#### GIVEN RECORDS ####

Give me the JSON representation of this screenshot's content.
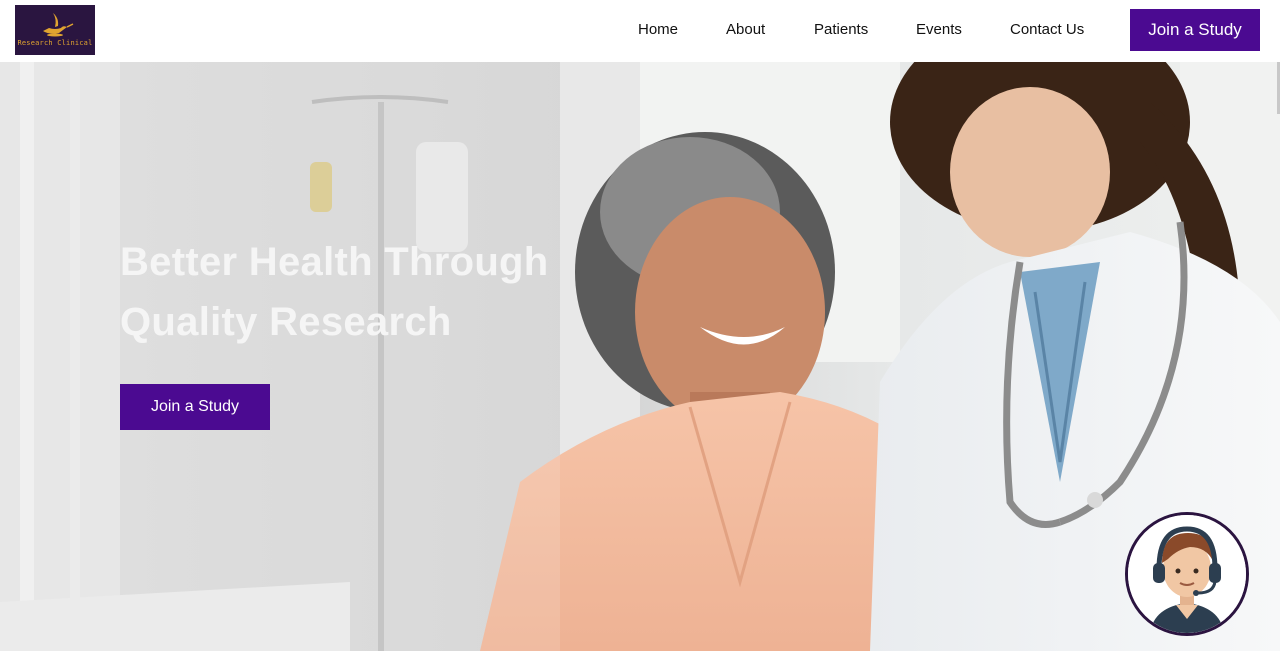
{
  "brand": {
    "logo_text": "Research Clinical",
    "logo_icon": "genie-lamp-icon",
    "accent_color": "#4b0a91"
  },
  "nav": {
    "items": [
      {
        "label": "Home"
      },
      {
        "label": "About"
      },
      {
        "label": "Patients"
      },
      {
        "label": "Events"
      },
      {
        "label": "Contact Us"
      }
    ],
    "cta_label": "Join a Study"
  },
  "hero": {
    "title_line1": "Better Health Through",
    "title_line2": "Quality Research",
    "cta_label": "Join a Study",
    "image": "smiling-patient-with-doctor-photo"
  },
  "chat": {
    "icon": "support-agent-headset-icon"
  }
}
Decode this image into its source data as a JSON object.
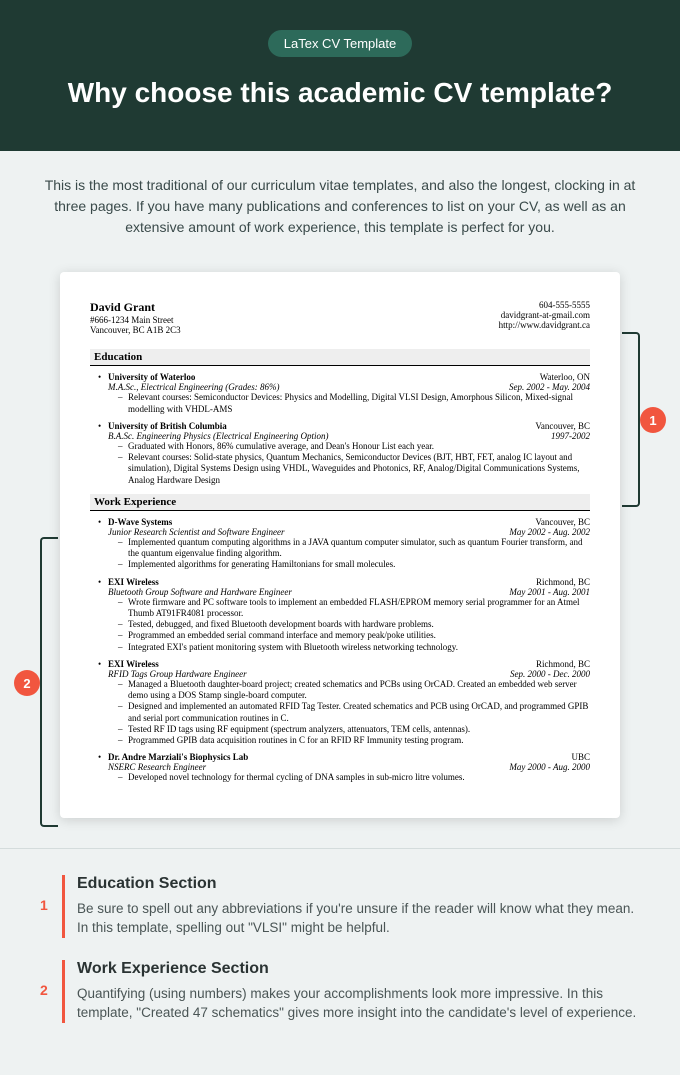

####

TASK DESCRIPTION
Write the records out once more, exactly as they appear, with no pictures.

EXERCISE ANSWER
Give me the JSON representation of this screenshot's content.
{
  "brand": {
    "logo_text": "Research Clinical",
    "logo_icon": "genie-lamp-icon",
    "accent_color": "#4b0a91"
  },
  "nav": {
    "items": [
      {
        "label": "Home"
      },
      {
        "label": "About"
      },
      {
        "label": "Patients"
      },
      {
        "label": "Events"
      },
      {
        "label": "Contact Us"
      }
    ],
    "cta_label": "Join a Study"
  },
  "hero": {
    "title_line1": "Better Health Through",
    "title_line2": "Quality Research",
    "cta_label": "Join a Study",
    "image": "smiling-patient-with-doctor-photo"
  },
  "chat": {
    "icon": "support-agent-headset-icon"
  }
}
Decode this image into its source data as a JSON object.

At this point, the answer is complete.